=== Aim of the task ===
Send back the records in full, character for character.

=== Task inputs ===
□ □ □ □ □

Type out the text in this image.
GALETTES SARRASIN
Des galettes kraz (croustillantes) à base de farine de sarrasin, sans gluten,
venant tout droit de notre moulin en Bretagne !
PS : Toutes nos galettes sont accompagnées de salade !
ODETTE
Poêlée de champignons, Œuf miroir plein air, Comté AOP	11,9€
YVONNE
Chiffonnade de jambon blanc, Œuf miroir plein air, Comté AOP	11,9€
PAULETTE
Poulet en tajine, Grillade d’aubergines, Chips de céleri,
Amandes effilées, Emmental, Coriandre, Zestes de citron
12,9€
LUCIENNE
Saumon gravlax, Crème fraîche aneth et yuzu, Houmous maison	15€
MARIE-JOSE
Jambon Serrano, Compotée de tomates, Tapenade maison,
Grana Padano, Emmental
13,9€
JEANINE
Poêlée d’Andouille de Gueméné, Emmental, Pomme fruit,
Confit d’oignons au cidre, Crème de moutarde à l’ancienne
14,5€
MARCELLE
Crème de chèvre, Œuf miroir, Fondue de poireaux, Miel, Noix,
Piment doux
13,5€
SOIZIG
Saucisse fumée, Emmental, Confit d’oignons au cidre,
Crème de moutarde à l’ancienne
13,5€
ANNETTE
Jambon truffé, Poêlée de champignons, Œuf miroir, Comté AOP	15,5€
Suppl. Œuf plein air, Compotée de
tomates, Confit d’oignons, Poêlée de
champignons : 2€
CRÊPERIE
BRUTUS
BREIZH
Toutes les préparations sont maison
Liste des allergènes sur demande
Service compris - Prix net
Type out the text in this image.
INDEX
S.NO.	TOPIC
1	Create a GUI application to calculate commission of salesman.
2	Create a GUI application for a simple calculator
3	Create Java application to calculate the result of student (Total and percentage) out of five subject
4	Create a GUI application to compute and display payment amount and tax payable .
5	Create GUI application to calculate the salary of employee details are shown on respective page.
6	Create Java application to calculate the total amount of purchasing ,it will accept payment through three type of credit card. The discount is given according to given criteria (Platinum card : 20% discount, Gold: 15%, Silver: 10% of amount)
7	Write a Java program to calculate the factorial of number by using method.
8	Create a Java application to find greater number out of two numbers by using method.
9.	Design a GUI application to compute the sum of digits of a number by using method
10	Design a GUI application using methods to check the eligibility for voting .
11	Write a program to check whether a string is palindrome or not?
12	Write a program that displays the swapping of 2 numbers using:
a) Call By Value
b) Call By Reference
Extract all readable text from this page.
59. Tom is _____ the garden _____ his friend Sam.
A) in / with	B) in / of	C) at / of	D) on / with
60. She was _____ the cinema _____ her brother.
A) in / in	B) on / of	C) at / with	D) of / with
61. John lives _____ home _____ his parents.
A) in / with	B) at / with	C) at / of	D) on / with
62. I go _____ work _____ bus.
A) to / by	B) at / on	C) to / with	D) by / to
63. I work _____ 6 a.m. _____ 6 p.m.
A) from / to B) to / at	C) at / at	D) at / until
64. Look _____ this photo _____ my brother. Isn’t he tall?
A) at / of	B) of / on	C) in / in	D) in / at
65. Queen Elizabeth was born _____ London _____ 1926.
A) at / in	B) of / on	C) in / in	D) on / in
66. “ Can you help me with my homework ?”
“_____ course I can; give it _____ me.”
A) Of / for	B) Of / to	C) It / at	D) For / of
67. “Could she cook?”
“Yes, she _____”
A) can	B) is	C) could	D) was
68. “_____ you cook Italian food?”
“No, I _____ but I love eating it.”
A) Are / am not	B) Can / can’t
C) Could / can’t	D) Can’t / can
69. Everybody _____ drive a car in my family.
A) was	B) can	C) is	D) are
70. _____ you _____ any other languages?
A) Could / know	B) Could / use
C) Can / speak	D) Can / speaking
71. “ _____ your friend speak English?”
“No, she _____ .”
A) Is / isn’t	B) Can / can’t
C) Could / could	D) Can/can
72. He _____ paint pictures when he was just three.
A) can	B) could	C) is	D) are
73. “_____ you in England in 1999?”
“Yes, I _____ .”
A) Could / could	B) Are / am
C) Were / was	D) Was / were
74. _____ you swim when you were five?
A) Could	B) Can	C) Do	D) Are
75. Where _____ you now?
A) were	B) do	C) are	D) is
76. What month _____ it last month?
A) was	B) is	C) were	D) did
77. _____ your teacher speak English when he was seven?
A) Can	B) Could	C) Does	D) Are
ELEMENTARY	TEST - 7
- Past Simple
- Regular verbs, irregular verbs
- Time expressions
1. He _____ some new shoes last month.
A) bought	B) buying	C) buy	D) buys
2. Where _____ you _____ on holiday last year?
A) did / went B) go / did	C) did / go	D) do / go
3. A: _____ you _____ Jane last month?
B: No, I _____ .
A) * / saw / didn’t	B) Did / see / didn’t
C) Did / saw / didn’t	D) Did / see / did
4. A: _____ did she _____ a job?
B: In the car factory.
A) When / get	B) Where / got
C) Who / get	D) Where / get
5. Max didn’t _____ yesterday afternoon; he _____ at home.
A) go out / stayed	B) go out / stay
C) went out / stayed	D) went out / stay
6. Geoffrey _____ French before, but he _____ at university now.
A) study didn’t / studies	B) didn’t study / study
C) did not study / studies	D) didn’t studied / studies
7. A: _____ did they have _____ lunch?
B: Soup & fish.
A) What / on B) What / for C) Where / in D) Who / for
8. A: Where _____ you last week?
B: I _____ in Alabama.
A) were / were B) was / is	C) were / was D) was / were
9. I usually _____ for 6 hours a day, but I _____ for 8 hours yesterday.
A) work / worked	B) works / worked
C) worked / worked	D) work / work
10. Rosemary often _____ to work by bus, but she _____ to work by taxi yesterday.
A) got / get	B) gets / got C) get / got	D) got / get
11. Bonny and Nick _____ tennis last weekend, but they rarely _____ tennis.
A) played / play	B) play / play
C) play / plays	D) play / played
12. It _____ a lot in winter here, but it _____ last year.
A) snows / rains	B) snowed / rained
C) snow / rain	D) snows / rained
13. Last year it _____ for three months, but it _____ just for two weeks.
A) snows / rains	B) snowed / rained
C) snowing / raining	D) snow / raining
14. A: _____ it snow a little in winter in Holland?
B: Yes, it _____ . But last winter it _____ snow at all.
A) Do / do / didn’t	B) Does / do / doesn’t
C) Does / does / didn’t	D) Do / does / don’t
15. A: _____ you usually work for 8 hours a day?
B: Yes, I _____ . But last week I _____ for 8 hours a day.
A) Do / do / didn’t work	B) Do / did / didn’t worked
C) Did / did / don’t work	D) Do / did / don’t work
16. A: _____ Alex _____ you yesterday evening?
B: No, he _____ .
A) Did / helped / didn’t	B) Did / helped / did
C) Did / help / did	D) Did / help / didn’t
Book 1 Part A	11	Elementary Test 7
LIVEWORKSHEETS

□ □ □ □ □

=== Result of the exercise ===
Type out the text in this image.
GALETTES SARRASIN
Des galettes kraz (croustillantes) à base de farine de sarrasin, sans gluten,
venant tout droit de notre moulin en Bretagne !
PS : Toutes nos galettes sont accompagnées de salade !
ODETTE
Poêlée de champignons, Œuf miroir plein air, Comté AOP	11,9€
YVONNE
Chiffonnade de jambon blanc, Œuf miroir plein air, Comté AOP	11,9€
PAULETTE
Poulet en tajine, Grillade d’aubergines, Chips de céleri,
Amandes effilées, Emmental, Coriandre, Zestes de citron
12,9€
LUCIENNE
Saumon gravlax, Crème fraîche aneth et yuzu, Houmous maison	15€
MARIE-JOSE
Jambon Serrano, Compotée de tomates, Tapenade maison,
Grana Padano, Emmental
13,9€
JEANINE
Poêlée d’Andouille de Gueméné, Emmental, Pomme fruit,
Confit d’oignons au cidre, Crème de moutarde à l’ancienne
14,5€
MARCELLE
Crème de chèvre, Œuf miroir, Fondue de poireaux, Miel, Noix,
Piment doux
13,5€
SOIZIG
Saucisse fumée, Emmental, Confit d’oignons au cidre,
Crème de moutarde à l’ancienne
13,5€
ANNETTE
Jambon truffé, Poêlée de champignons, Œuf miroir, Comté AOP	15,5€
Suppl. Œuf plein air, Compotée de
tomates, Confit d’oignons, Poêlée de
champignons : 2€
CRÊPERIE
BRUTUS
BREIZH
Toutes les préparations sont maison
Liste des allergènes sur demande
Service compris - Prix net
Type out the text in this image.
INDEX
S.NO.	TOPIC
1	Create a GUI application to calculate commission of salesman.
2	Create a GUI application for a simple calculator
3	Create Java application to calculate the result of student (Total and percentage) out of five subject
4	Create a GUI application to compute and display payment amount and tax payable .
5	Create GUI application to calculate the salary of employee details are shown on respective page.
6	Create Java application to calculate the total amount of purchasing ,it will accept payment through three type of credit card. The discount is given according to given criteria (Platinum card : 20% discount, Gold: 15%, Silver: 10% of amount)
7	Write a Java program to calculate the factorial of number by using method.
8	Create a Java application to find greater number out of two numbers by using method.
9.	Design a GUI application to compute the sum of digits of a number by using method
10	Design a GUI application using methods to check the eligibility for voting .
11	Write a program to check whether a string is palindrome or not?
12	Write a program that displays the swapping of 2 numbers using:
a) Call By Value
b) Call By Reference
Extract all readable text from this page.
59. Tom is _____ the garden _____ his friend Sam.
A) in / with	B) in / of	C) at / of	D) on / with
60. She was _____ the cinema _____ her brother.
A) in / in	B) on / of	C) at / with	D) of / with
61. John lives _____ home _____ his parents.
A) in / with	B) at / with	C) at / of	D) on / with
62. I go _____ work _____ bus.
A) to / by	B) at / on	C) to / with	D) by / to
63. I work _____ 6 a.m. _____ 6 p.m.
A) from / to B) to / at	C) at / at	D) at / until
64. Look _____ this photo _____ my brother. Isn’t he tall?
A) at / of	B) of / on	C) in / in	D) in / at
65. Queen Elizabeth was born _____ London _____ 1926.
A) at / in	B) of / on	C) in / in	D) on / in
66. “ Can you help me with my homework ?”
“_____ course I can; give it _____ me.”
A) Of / for	B) Of / to	C) It / at	D) For / of
67. “Could she cook?”
“Yes, she _____”
A) can	B) is	C) could	D) was
68. “_____ you cook Italian food?”
“No, I _____ but I love eating it.”
A) Are / am not	B) Can / can’t
C) Could / can’t	D) Can’t / can
69. Everybody _____ drive a car in my family.
A) was	B) can	C) is	D) are
70. _____ you _____ any other languages?
A) Could / know	B) Could / use
C) Can / speak	D) Can / speaking
71. “ _____ your friend speak English?”
“No, she _____ .”
A) Is / isn’t	B) Can / can’t
C) Could / could	D) Can/can
72. He _____ paint pictures when he was just three.
A) can	B) could	C) is	D) are
73. “_____ you in England in 1999?”
“Yes, I _____ .”
A) Could / could	B) Are / am
C) Were / was	D) Was / were
74. _____ you swim when you were five?
A) Could	B) Can	C) Do	D) Are
75. Where _____ you now?
A) were	B) do	C) are	D) is
76. What month _____ it last month?
A) was	B) is	C) were	D) did
77. _____ your teacher speak English when he was seven?
A) Can	B) Could	C) Does	D) Are
ELEMENTARY	TEST - 7
- Past Simple
- Regular verbs, irregular verbs
- Time expressions
1. He _____ some new shoes last month.
A) bought	B) buying	C) buy	D) buys
2. Where _____ you _____ on holiday last year?
A) did / went B) go / did	C) did / go	D) do / go
3. A: _____ you _____ Jane last month?
B: No, I _____ .
A) * / saw / didn’t	B) Did / see / didn’t
C) Did / saw / didn’t	D) Did / see / did
4. A: _____ did she _____ a job?
B: In the car factory.
A) When / get	B) Where / got
C) Who / get	D) Where / get
5. Max didn’t _____ yesterday afternoon; he _____ at home.
A) go out / stayed	B) go out / stay
C) went out / stayed	D) went out / stay
6. Geoffrey _____ French before, but he _____ at university now.
A) study didn’t / studies	B) didn’t study / study
C) did not study / studies	D) didn’t studied / studies
7. A: _____ did they have _____ lunch?
B: Soup & fish.
A) What / on B) What / for C) Where / in D) Who / for
8. A: Where _____ you last week?
B: I _____ in Alabama.
A) were / were B) was / is	C) were / was D) was / were
9. I usually _____ for 6 hours a day, but I _____ for 8 hours yesterday.
A) work / worked	B) works / worked
C) worked / worked	D) work / work
10. Rosemary often _____ to work by bus, but she _____ to work by taxi yesterday.
A) got / get	B) gets / got C) get / got	D) got / get
11. Bonny and Nick _____ tennis last weekend, but they rarely _____ tennis.
A) played / play	B) play / play
C) play / plays	D) play / played
12. It _____ a lot in winter here, but it _____ last year.
A) snows / rains	B) snowed / rained
C) snow / rain	D) snows / rained
13. Last year it _____ for three months, but it _____ just for two weeks.
A) snows / rains	B) snowed / rained
C) snowing / raining	D) snow / raining
14. A: _____ it snow a little in winter in Holland?
B: Yes, it _____ . But last winter it _____ snow at all.
A) Do / do / didn’t	B) Does / do / doesn’t
C) Does / does / didn’t	D) Do / does / don’t
15. A: _____ you usually work for 8 hours a day?
B: Yes, I _____ . But last week I _____ for 8 hours a day.
A) Do / do / didn’t work	B) Do / did / didn’t worked
C) Did / did / don’t work	D) Do / did / don’t work
16. A: _____ Alex _____ you yesterday evening?
B: No, he _____ .
A) Did / helped / didn’t	B) Did / helped / did
C) Did / help / did	D) Did / help / didn’t
Book 1 Part A	11	Elementary Test 7
LIVEWORKSHEETS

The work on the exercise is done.